Using the records below, locate all lines containing "directorio" and return them.

Source data
============================================================
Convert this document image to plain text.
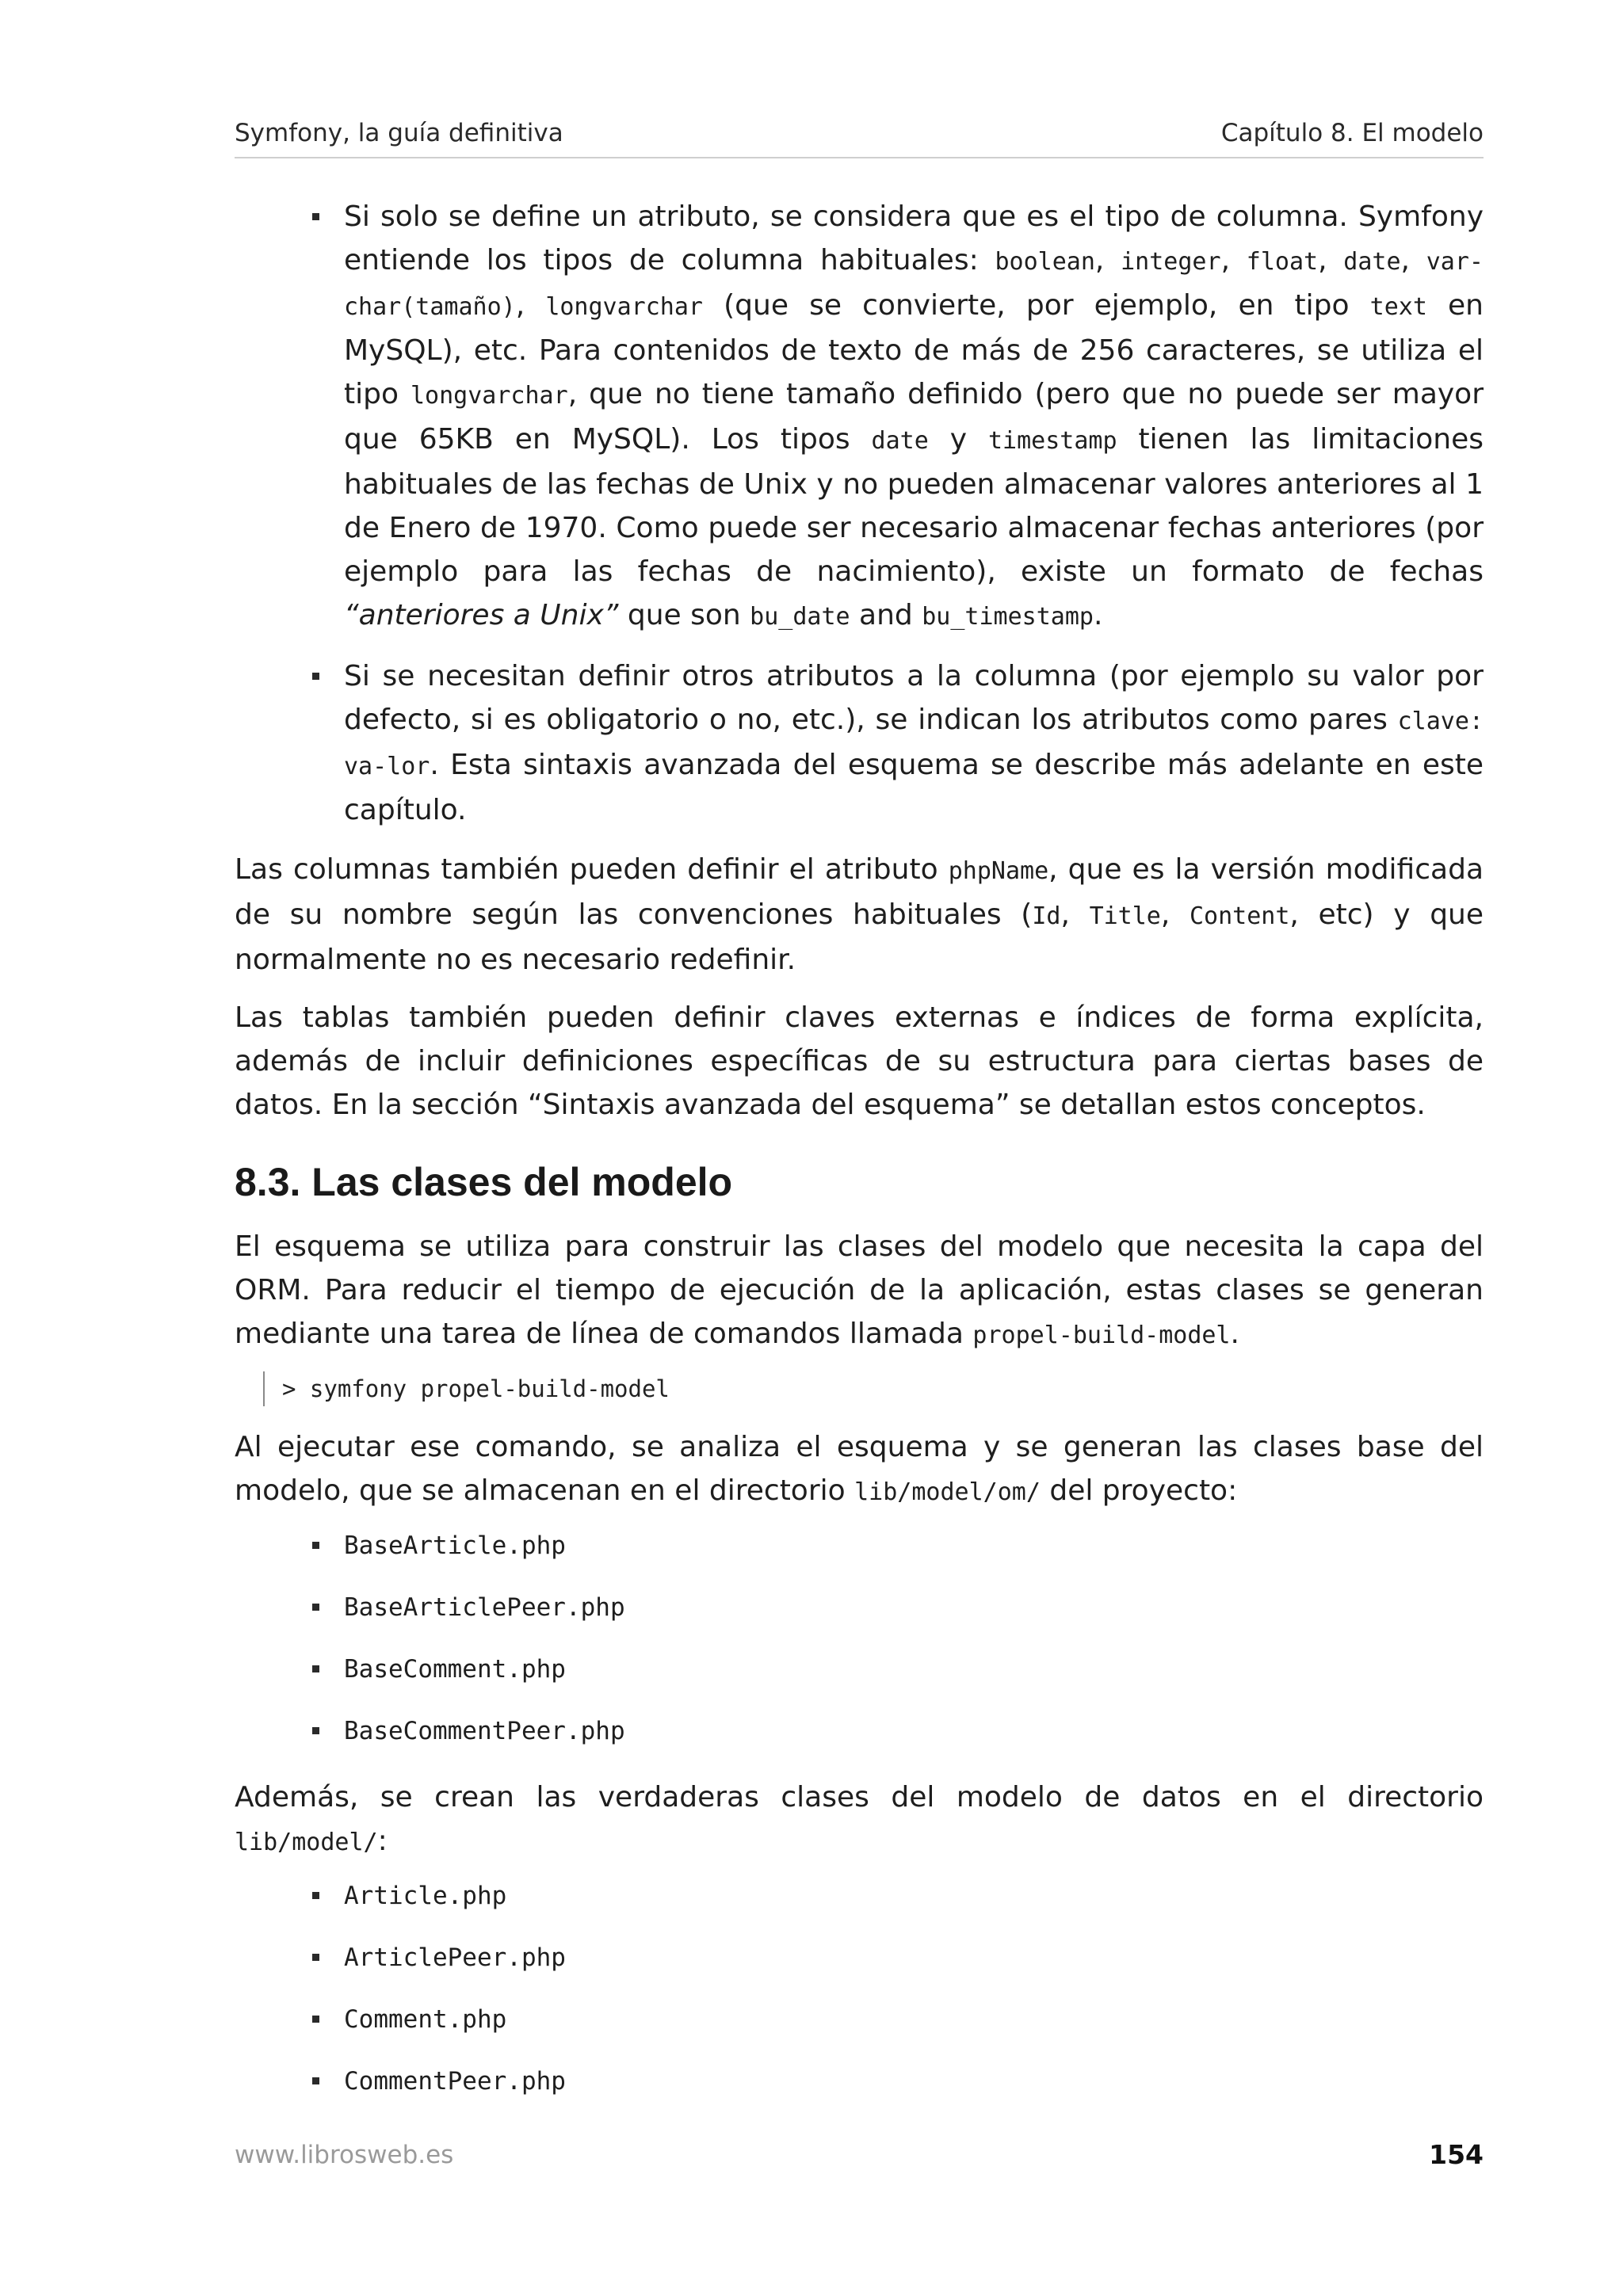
Symfony, la guía definitiva	Capítulo 8. El modelo
Si solo se define un atributo, se considera que es el tipo de columna. Symfony entiende los tipos de columna habituales: boolean, integer, float, date, var-char(tamaño), longvarchar (que se convierte, por ejemplo, en tipo text en MySQL), etc. Para contenidos de texto de más de 256 caracteres, se utiliza el tipo longvarchar, que no tiene tamaño definido (pero que no puede ser mayor que 65KB en MySQL). Los tipos date y timestamp tienen las limitaciones habituales de las fechas de Unix y no pueden almacenar valores anteriores al 1 de Enero de 1970. Como puede ser necesario almacenar fechas anteriores (por ejemplo para las fechas de nacimiento), existe un formato de fechas “anteriores a Unix” que son bu_date and bu_timestamp.
Si se necesitan definir otros atributos a la columna (por ejemplo su valor por defecto, si es obligatorio o no, etc.), se indican los atributos como pares clave: va-lor. Esta sintaxis avanzada del esquema se describe más adelante en este capítulo.

Las columnas también pueden definir el atributo phpName, que es la versión modificada de su nombre según las convenciones habituales (Id, Title, Content, etc) y que normalmente no es necesario redefinir.

Las tablas también pueden definir claves externas e índices de forma explícita, además de incluir definiciones específicas de su estructura para ciertas bases de datos. En la sección “Sintaxis avanzada del esquema” se detallan estos conceptos.

8.3. Las clases del modelo

El esquema se utiliza para construir las clases del modelo que necesita la capa del ORM. Para reducir el tiempo de ejecución de la aplicación, estas clases se generan mediante una tarea de línea de comandos llamada propel-build-model.

> symfony propel-build-model

Al ejecutar ese comando, se analiza el esquema y se generan las clases base del modelo, que se almacenan en el directorio lib/model/om/ del proyecto:

BaseArticle.php
BaseArticlePeer.php
BaseComment.php
BaseCommentPeer.php

Además, se crean las verdaderas clases del modelo de datos en el directorio lib/model/:

Article.php
ArticlePeer.php
Comment.php
CommentPeer.php
www.librosweb.es	154
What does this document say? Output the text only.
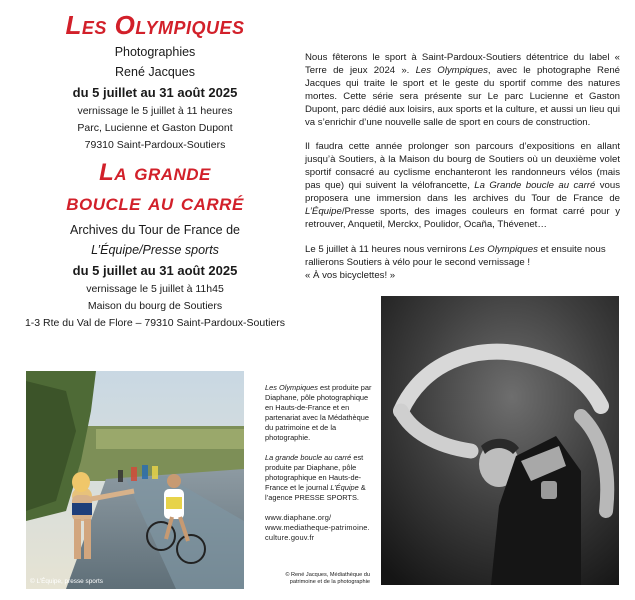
Les Olympiques
Photographies
René Jacques
du 5 juillet au 31 août 2025
vernissage le 5 juillet à 11 heures
Parc, Lucienne et Gaston Dupont
79310 Saint-Pardoux-Soutiers
La grande
boucle au carré
Archives du Tour de France de
L’Équipe/Presse sports
du 5 juillet au 31 août 2025
vernissage le 5 juillet à 11h45
Maison du bourg de Soutiers
1-3 Rte du Val de Flore – 79310 Saint-Pardoux-Soutiers

Nous fêterons le sport à Saint-Pardoux-Soutiers détentrice du label « Terre de jeux 2024 ». Les Olympiques, avec le photographe René Jacques qui traite le sport et le geste du sportif comme des natures mortes. Cette série sera présente sur Le parc Lucienne et Gaston Dupont, parc dédié aux loisirs, aux sports et la culture, et aussi un lieu qui va s’enrichir d’une nouvelle salle de sport en cours de construction.

Il faudra cette année prolonger son parcours d’expositions en allant jusqu’à Soutiers, à la Maison du bourg de Soutiers où un deuxième volet sportif consacré au cyclisme enchanteront les randonneurs vélos (mais pas que) qui suivent la vélofrancette, La Grande boucle au carré vous proposera une immersion dans les archives du Tour de France de L’Équipe/Presse sports, des images couleurs en format carré pour y retrouver, Anquetil, Merckx, Poulidor, Ocaña, Thévenet…

Le 5 juillet à 11 heures nous vernirons Les Olympiques et ensuite nous rallierons Soutiers à vélo pour le second vernissage !
« À vos bicyclettes! »

© L’Équipe, presse sports

Les Olympiques est produite par Diaphane, pôle photographique en Hauts-de-France et en partenariat avec la Médathèque du patrimoine et de la photographie.

La grande boucle au carré est produite par Diaphane, pôle photographique en Hauts-de-France et le journal L’Équipe & l’agence PRESSE SPORTS.

www.diaphane.org/
www.mediatheque-patrimoine.culture.gouv.fr

© René Jacques, Médiathèque du patrimoine et de la photographie
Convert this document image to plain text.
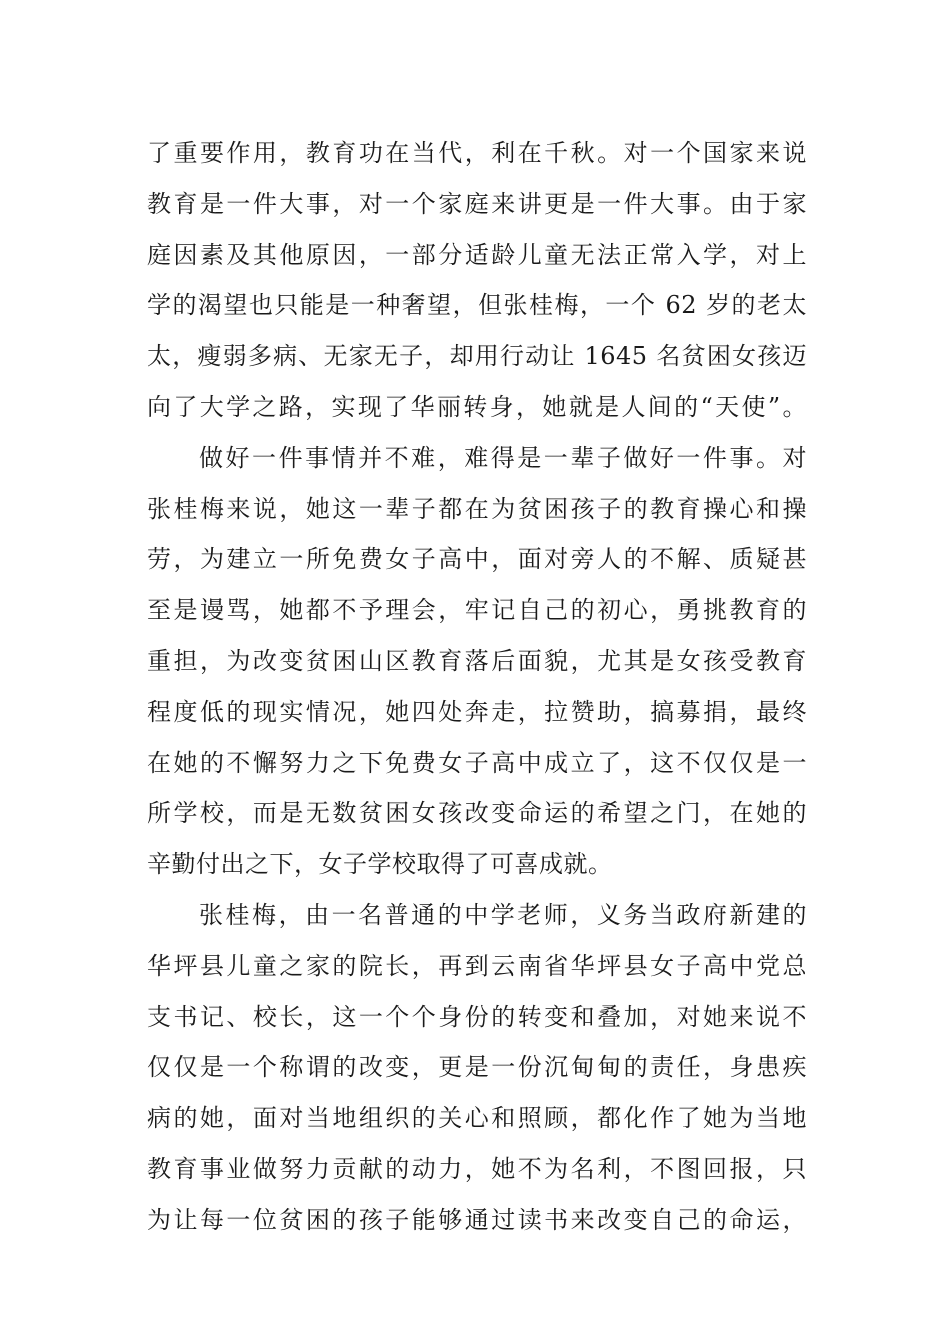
了重要作用，教育功在当代，利在千秋。对一个国家来说
教育是一件大事，对一个家庭来讲更是一件大事。由于家
庭因素及其他原因，一部分适龄儿童无法正常入学，对上
学的渴望也只能是一种奢望，但张桂梅，一个 62 岁的老太
太，瘦弱多病、无家无子，却用行动让 1645 名贫困女孩迈
向了大学之路，实现了华丽转身，她就是人间的“天使”。
做好一件事情并不难，难得是一辈子做好一件事。对
张桂梅来说，她这一辈子都在为贫困孩子的教育操心和操
劳，为建立一所免费女子高中，面对旁人的不解、质疑甚
至是谩骂，她都不予理会，牢记自己的初心，勇挑教育的
重担，为改变贫困山区教育落后面貌，尤其是女孩受教育
程度低的现实情况，她四处奔走，拉赞助，搞募捐，最终
在她的不懈努力之下免费女子高中成立了，这不仅仅是一
所学校，而是无数贫困女孩改变命运的希望之门，在她的
辛勤付出之下，女子学校取得了可喜成就。
张桂梅，由一名普通的中学老师，义务当政府新建的
华坪县儿童之家的院长，再到云南省华坪县女子高中党总
支书记、校长，这一个个身份的转变和叠加，对她来说不
仅仅是一个称谓的改变，更是一份沉甸甸的责任，身患疾
病的她，面对当地组织的关心和照顾，都化作了她为当地
教育事业做努力贡献的动力，她不为名利，不图回报，只
为让每一位贫困的孩子能够通过读书来改变自己的命运，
============================================================
Full answer:
Al ejecutar ese comando, se analiza el esquema y se generan las clases base del modelo, que se almacenan en el directorio lib/model/om/ del proyecto:
Además, se crean las verdaderas clases del modelo de datos en el directorio lib/model/:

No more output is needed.